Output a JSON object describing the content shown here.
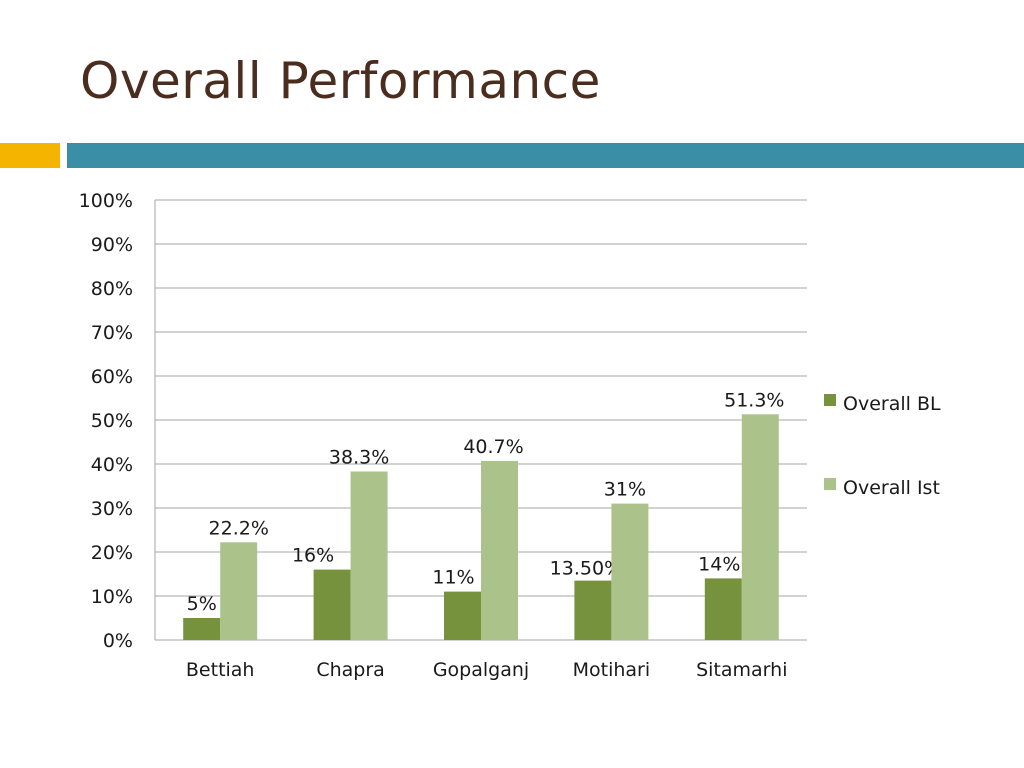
{
  "slide": {
    "title": "Overall Performance",
    "accent_colors": {
      "orange": "#f5b400",
      "teal": "#3a8ea6",
      "title": "#4a2d1f"
    }
  },
  "chart_data": {
    "type": "bar",
    "title": "",
    "xlabel": "",
    "ylabel": "",
    "categories": [
      "Bettiah",
      "Chapra",
      "Gopalganj",
      "Motihari",
      "Sitamarhi"
    ],
    "series": [
      {
        "name": "Overall BL",
        "color": "#76923c",
        "values": [
          5,
          16,
          11,
          13.5,
          14
        ],
        "labels": [
          "5%",
          "16%",
          "11%",
          "13.50%",
          "14%"
        ]
      },
      {
        "name": "Overall Ist",
        "color": "#abc38a",
        "values": [
          22.2,
          38.3,
          40.7,
          31,
          51.3
        ],
        "labels": [
          "22.2%",
          "38.3%",
          "40.7%",
          "31%",
          "51.3%"
        ]
      }
    ],
    "ylim": [
      0,
      100
    ],
    "yticks": [
      "0%",
      "10%",
      "20%",
      "30%",
      "40%",
      "50%",
      "60%",
      "70%",
      "80%",
      "90%",
      "100%"
    ],
    "grid": true,
    "legend_position": "right"
  }
}
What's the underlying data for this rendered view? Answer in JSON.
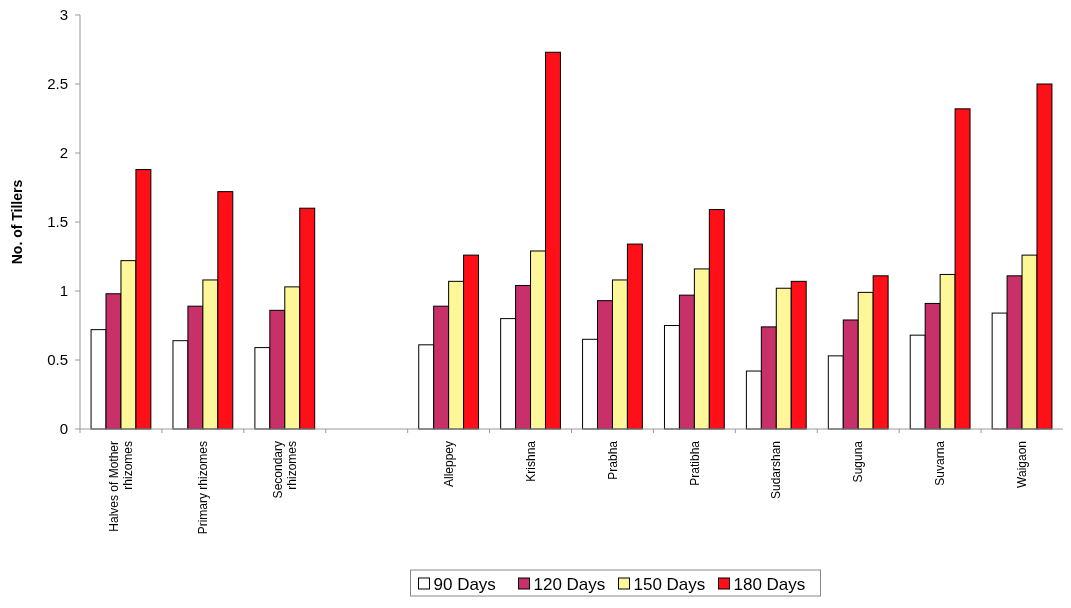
{
  "chart_data": {
    "type": "bar",
    "ylabel": "No. of Tillers",
    "categories": [
      "Halves of Mother rhizomes",
      "Primary rhizomes",
      "Secondary rhizomes",
      null,
      "Alleppey",
      "Krishna",
      "Prabha",
      "Pratibha",
      "Sudarshan",
      "Suguna",
      "Suvarna",
      "Waigaon"
    ],
    "series": [
      {
        "name": "90 Days",
        "color": "#ffffff",
        "values": [
          0.72,
          0.64,
          0.59,
          null,
          0.61,
          0.8,
          0.65,
          0.75,
          0.42,
          0.53,
          0.68,
          0.84
        ]
      },
      {
        "name": "120 Days",
        "color": "#c8306a",
        "values": [
          0.98,
          0.89,
          0.86,
          null,
          0.89,
          1.04,
          0.93,
          0.97,
          0.74,
          0.79,
          0.91,
          1.11
        ]
      },
      {
        "name": "150 Days",
        "color": "#fdf79a",
        "values": [
          1.22,
          1.08,
          1.03,
          null,
          1.07,
          1.29,
          1.08,
          1.16,
          1.02,
          0.99,
          1.12,
          1.26
        ]
      },
      {
        "name": "180 Days",
        "color": "#ff1018",
        "values": [
          1.88,
          1.72,
          1.6,
          null,
          1.26,
          2.73,
          1.34,
          1.59,
          1.07,
          1.11,
          2.32,
          2.5
        ]
      }
    ],
    "ylim": [
      0,
      3
    ],
    "yticks": [
      0,
      0.5,
      1,
      1.5,
      2,
      2.5,
      3
    ],
    "grid": false,
    "legend": "bottom"
  }
}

================

### Set problem:
Show the lines from the data above that contain the string "Overall".

### The result:
    "title": "Overall Performance",
        "name": "Overall BL",
        "name": "Overall Ist",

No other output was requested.